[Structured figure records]
==========

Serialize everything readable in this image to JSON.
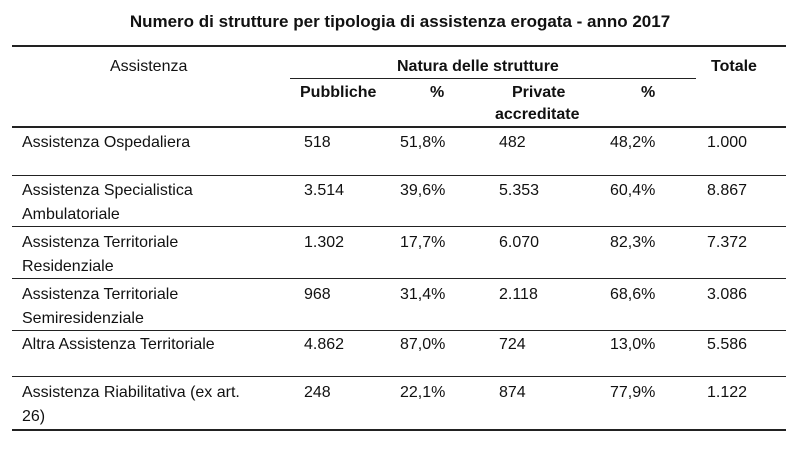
{
  "title": "Numero di strutture per tipologia di assistenza erogata - anno 2017",
  "headers": {
    "assistenza": "Assistenza",
    "natura": "Natura delle strutture",
    "totale": "Totale",
    "pubbliche": "Pubbliche",
    "pct1": "%",
    "private_l1": "Private",
    "private_l2": "accreditate",
    "pct2": "%"
  },
  "rows": [
    {
      "label_l1": "Assistenza Ospedaliera",
      "label_l2": "",
      "pubbliche": "518",
      "pct_pub": "51,8%",
      "private": "482",
      "pct_priv": "48,2%",
      "totale": "1.000"
    },
    {
      "label_l1": "Assistenza Specialistica",
      "label_l2": "Ambulatoriale",
      "pubbliche": "3.514",
      "pct_pub": "39,6%",
      "private": "5.353",
      "pct_priv": "60,4%",
      "totale": "8.867"
    },
    {
      "label_l1": "Assistenza Territoriale",
      "label_l2": "Residenziale",
      "pubbliche": "1.302",
      "pct_pub": "17,7%",
      "private": "6.070",
      "pct_priv": "82,3%",
      "totale": "7.372"
    },
    {
      "label_l1": "Assistenza Territoriale",
      "label_l2": "Semiresidenziale",
      "pubbliche": "968",
      "pct_pub": "31,4%",
      "private": "2.118",
      "pct_priv": "68,6%",
      "totale": "3.086"
    },
    {
      "label_l1": "Altra Assistenza Territoriale",
      "label_l2": "",
      "pubbliche": "4.862",
      "pct_pub": "87,0%",
      "private": "724",
      "pct_priv": "13,0%",
      "totale": "5.586"
    },
    {
      "label_l1": "Assistenza Riabilitativa (ex art.",
      "label_l2": "26)",
      "pubbliche": "248",
      "pct_pub": "22,1%",
      "private": "874",
      "pct_priv": "77,9%",
      "totale": "1.122"
    }
  ]
}
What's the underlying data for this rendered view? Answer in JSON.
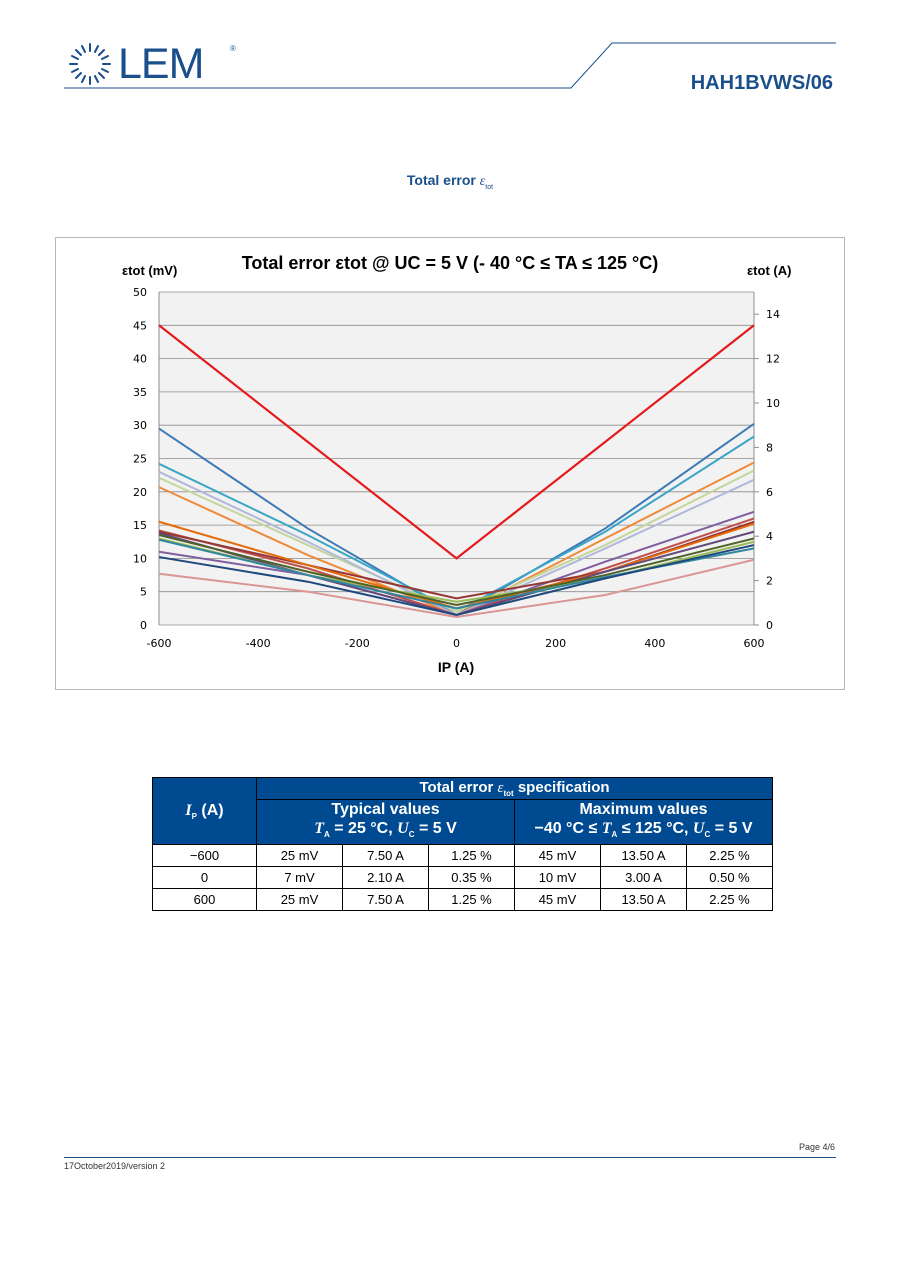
{
  "header": {
    "logo_text": "LEM",
    "logo_reg": "®",
    "doc_title": "HAH1BVWS/06"
  },
  "section": {
    "title": "Total error",
    "symbol": "ε",
    "symbol_sub": "tot"
  },
  "chart_data": {
    "type": "line",
    "title": "Total error εtot @ UC = 5 V (- 40 °C ≤ TA ≤ 125 °C)",
    "ylabel_left": "εtot (mV)",
    "ylabel_right": "εtot (A)",
    "xlabel": "IP (A)",
    "x": [
      -600,
      -300,
      0,
      300,
      600
    ],
    "xticks": [
      -600,
      -400,
      -200,
      0,
      200,
      400,
      600
    ],
    "ylim_left": [
      0,
      50
    ],
    "yticks_left": [
      0,
      5,
      10,
      15,
      20,
      25,
      30,
      35,
      40,
      45,
      50
    ],
    "ylim_right": [
      0,
      15
    ],
    "yticks_right": [
      0,
      2,
      4,
      6,
      8,
      10,
      12,
      14
    ],
    "grid": true,
    "series": [
      {
        "color": "#e41a1c",
        "values": [
          45,
          27.5,
          10,
          27.5,
          45
        ],
        "width": 2.2
      },
      {
        "color": "#3e7bb6",
        "values": [
          29.5,
          14.5,
          1.5,
          14.5,
          30.2
        ]
      },
      {
        "color": "#3aa5c6",
        "values": [
          24.2,
          13.5,
          2,
          14,
          28.3
        ]
      },
      {
        "color": "#ee8a3a",
        "values": [
          20.7,
          10.5,
          1.5,
          13,
          24.4
        ]
      },
      {
        "color": "#c3d69b",
        "values": [
          22.1,
          12,
          2,
          12,
          23.2
        ]
      },
      {
        "color": "#b0b8d9",
        "values": [
          23,
          12.5,
          1.5,
          11.5,
          21.8
        ]
      },
      {
        "color": "#7f5fa0",
        "values": [
          11,
          7.5,
          1.5,
          9.5,
          17
        ]
      },
      {
        "color": "#c0504d",
        "values": [
          14.2,
          8.5,
          1.5,
          8.5,
          16
        ]
      },
      {
        "color": "#953735",
        "values": [
          14,
          9,
          4,
          8,
          15.5
        ]
      },
      {
        "color": "#e46c0a",
        "values": [
          15.5,
          9,
          2.5,
          8,
          15.2
        ]
      },
      {
        "color": "#604a7b",
        "values": [
          13.8,
          7.5,
          1.5,
          8,
          14
        ]
      },
      {
        "color": "#9bbb59",
        "values": [
          13,
          7.5,
          3.5,
          7,
          12.5
        ]
      },
      {
        "color": "#4f6228",
        "values": [
          13.5,
          8,
          3,
          7.5,
          13
        ]
      },
      {
        "color": "#31859c",
        "values": [
          12.8,
          7.5,
          2.5,
          7.2,
          11.5
        ]
      },
      {
        "color": "#1f497d",
        "values": [
          10.2,
          6.5,
          1.5,
          7,
          12
        ]
      },
      {
        "color": "#d99694",
        "values": [
          7.7,
          5,
          1.2,
          4.5,
          9.8
        ]
      }
    ]
  },
  "table": {
    "ip_label": "I",
    "ip_sub": "P",
    "ip_unit": "(A)",
    "spec_title": "Total error",
    "spec_sym": "ε",
    "spec_sym_sub": "tot",
    "spec_title_tail": "specification",
    "typ_title": "Typical values",
    "typ_cond_a": "T",
    "typ_cond_a_sub": "A",
    "typ_cond_b": "= 25 °C,",
    "typ_cond_c": "U",
    "typ_cond_c_sub": "C",
    "typ_cond_d": "= 5 V",
    "max_title": "Maximum values",
    "max_cond_a": "−40 °C ≤",
    "max_cond_b": "T",
    "max_cond_b_sub": "A",
    "max_cond_c": "≤ 125 °C,",
    "max_cond_d": "U",
    "max_cond_d_sub": "C",
    "max_cond_e": "= 5 V",
    "rows": [
      [
        "−600",
        "25 mV",
        "7.50 A",
        "1.25 %",
        "45 mV",
        "13.50 A",
        "2.25 %"
      ],
      [
        "0",
        "7 mV",
        "2.10 A",
        "0.35 %",
        "10 mV",
        "3.00 A",
        "0.50 %"
      ],
      [
        "600",
        "25 mV",
        "7.50 A",
        "1.25 %",
        "45 mV",
        "13.50 A",
        "2.25 %"
      ]
    ]
  },
  "footer": {
    "page": "Page 4/6",
    "version": "17October2019/version 2"
  }
}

==========

EXERCISE DETAILS: Retype the whole listing, keeping every line identical and omitting all pictures.

EXERCISE OUTPUT:
Serialize everything readable in this image to JSON.
{
  "title": "Numero di strutture per tipologia di assistenza erogata - anno 2017",
  "headers": {
    "assistenza": "Assistenza",
    "natura": "Natura delle strutture",
    "totale": "Totale",
    "pubbliche": "Pubbliche",
    "pct1": "%",
    "private_l1": "Private",
    "private_l2": "accreditate",
    "pct2": "%"
  },
  "rows": [
    {
      "label_l1": "Assistenza Ospedaliera",
      "label_l2": "",
      "pubbliche": "518",
      "pct_pub": "51,8%",
      "private": "482",
      "pct_priv": "48,2%",
      "totale": "1.000"
    },
    {
      "label_l1": "Assistenza Specialistica",
      "label_l2": "Ambulatoriale",
      "pubbliche": "3.514",
      "pct_pub": "39,6%",
      "private": "5.353",
      "pct_priv": "60,4%",
      "totale": "8.867"
    },
    {
      "label_l1": "Assistenza Territoriale",
      "label_l2": "Residenziale",
      "pubbliche": "1.302",
      "pct_pub": "17,7%",
      "private": "6.070",
      "pct_priv": "82,3%",
      "totale": "7.372"
    },
    {
      "label_l1": "Assistenza Territoriale",
      "label_l2": "Semiresidenziale",
      "pubbliche": "968",
      "pct_pub": "31,4%",
      "private": "2.118",
      "pct_priv": "68,6%",
      "totale": "3.086"
    },
    {
      "label_l1": "Altra Assistenza Territoriale",
      "label_l2": "",
      "pubbliche": "4.862",
      "pct_pub": "87,0%",
      "private": "724",
      "pct_priv": "13,0%",
      "totale": "5.586"
    },
    {
      "label_l1": "Assistenza Riabilitativa (ex art.",
      "label_l2": "26)",
      "pubbliche": "248",
      "pct_pub": "22,1%",
      "private": "874",
      "pct_priv": "77,9%",
      "totale": "1.122"
    }
  ]
}
What's the underlying data for this rendered view? Answer in JSON.
{
  "header": {
    "logo_text": "LEM",
    "logo_reg": "®",
    "doc_title": "HAH1BVWS/06"
  },
  "section": {
    "title": "Total error",
    "symbol": "ε",
    "symbol_sub": "tot"
  },
  "chart_data": {
    "type": "line",
    "title": "Total error εtot @ UC = 5 V (- 40 °C ≤ TA ≤ 125 °C)",
    "ylabel_left": "εtot (mV)",
    "ylabel_right": "εtot (A)",
    "xlabel": "IP (A)",
    "x": [
      -600,
      -300,
      0,
      300,
      600
    ],
    "xticks": [
      -600,
      -400,
      -200,
      0,
      200,
      400,
      600
    ],
    "ylim_left": [
      0,
      50
    ],
    "yticks_left": [
      0,
      5,
      10,
      15,
      20,
      25,
      30,
      35,
      40,
      45,
      50
    ],
    "ylim_right": [
      0,
      15
    ],
    "yticks_right": [
      0,
      2,
      4,
      6,
      8,
      10,
      12,
      14
    ],
    "grid": true,
    "series": [
      {
        "color": "#e41a1c",
        "values": [
          45,
          27.5,
          10,
          27.5,
          45
        ],
        "width": 2.2
      },
      {
        "color": "#3e7bb6",
        "values": [
          29.5,
          14.5,
          1.5,
          14.5,
          30.2
        ]
      },
      {
        "color": "#3aa5c6",
        "values": [
          24.2,
          13.5,
          2,
          14,
          28.3
        ]
      },
      {
        "color": "#ee8a3a",
        "values": [
          20.7,
          10.5,
          1.5,
          13,
          24.4
        ]
      },
      {
        "color": "#c3d69b",
        "values": [
          22.1,
          12,
          2,
          12,
          23.2
        ]
      },
      {
        "color": "#b0b8d9",
        "values": [
          23,
          12.5,
          1.5,
          11.5,
          21.8
        ]
      },
      {
        "color": "#7f5fa0",
        "values": [
          11,
          7.5,
          1.5,
          9.5,
          17
        ]
      },
      {
        "color": "#c0504d",
        "values": [
          14.2,
          8.5,
          1.5,
          8.5,
          16
        ]
      },
      {
        "color": "#953735",
        "values": [
          14,
          9,
          4,
          8,
          15.5
        ]
      },
      {
        "color": "#e46c0a",
        "values": [
          15.5,
          9,
          2.5,
          8,
          15.2
        ]
      },
      {
        "color": "#604a7b",
        "values": [
          13.8,
          7.5,
          1.5,
          8,
          14
        ]
      },
      {
        "color": "#9bbb59",
        "values": [
          13,
          7.5,
          3.5,
          7,
          12.5
        ]
      },
      {
        "color": "#4f6228",
        "values": [
          13.5,
          8,
          3,
          7.5,
          13
        ]
      },
      {
        "color": "#31859c",
        "values": [
          12.8,
          7.5,
          2.5,
          7.2,
          11.5
        ]
      },
      {
        "color": "#1f497d",
        "values": [
          10.2,
          6.5,
          1.5,
          7,
          12
        ]
      },
      {
        "color": "#d99694",
        "values": [
          7.7,
          5,
          1.2,
          4.5,
          9.8
        ]
      }
    ]
  },
  "table": {
    "ip_label": "I",
    "ip_sub": "P",
    "ip_unit": "(A)",
    "spec_title": "Total error",
    "spec_sym": "ε",
    "spec_sym_sub": "tot",
    "spec_title_tail": "specification",
    "typ_title": "Typical values",
    "typ_cond_a": "T",
    "typ_cond_a_sub": "A",
    "typ_cond_b": "= 25 °C,",
    "typ_cond_c": "U",
    "typ_cond_c_sub": "C",
    "typ_cond_d": "= 5 V",
    "max_title": "Maximum values",
    "max_cond_a": "−40 °C ≤",
    "max_cond_b": "T",
    "max_cond_b_sub": "A",
    "max_cond_c": "≤ 125 °C,",
    "max_cond_d": "U",
    "max_cond_d_sub": "C",
    "max_cond_e": "= 5 V",
    "rows": [
      [
        "−600",
        "25 mV",
        "7.50 A",
        "1.25 %",
        "45 mV",
        "13.50 A",
        "2.25 %"
      ],
      [
        "0",
        "7 mV",
        "2.10 A",
        "0.35 %",
        "10 mV",
        "3.00 A",
        "0.50 %"
      ],
      [
        "600",
        "25 mV",
        "7.50 A",
        "1.25 %",
        "45 mV",
        "13.50 A",
        "2.25 %"
      ]
    ]
  },
  "footer": {
    "page": "Page 4/6",
    "version": "17October2019/version 2"
  }
}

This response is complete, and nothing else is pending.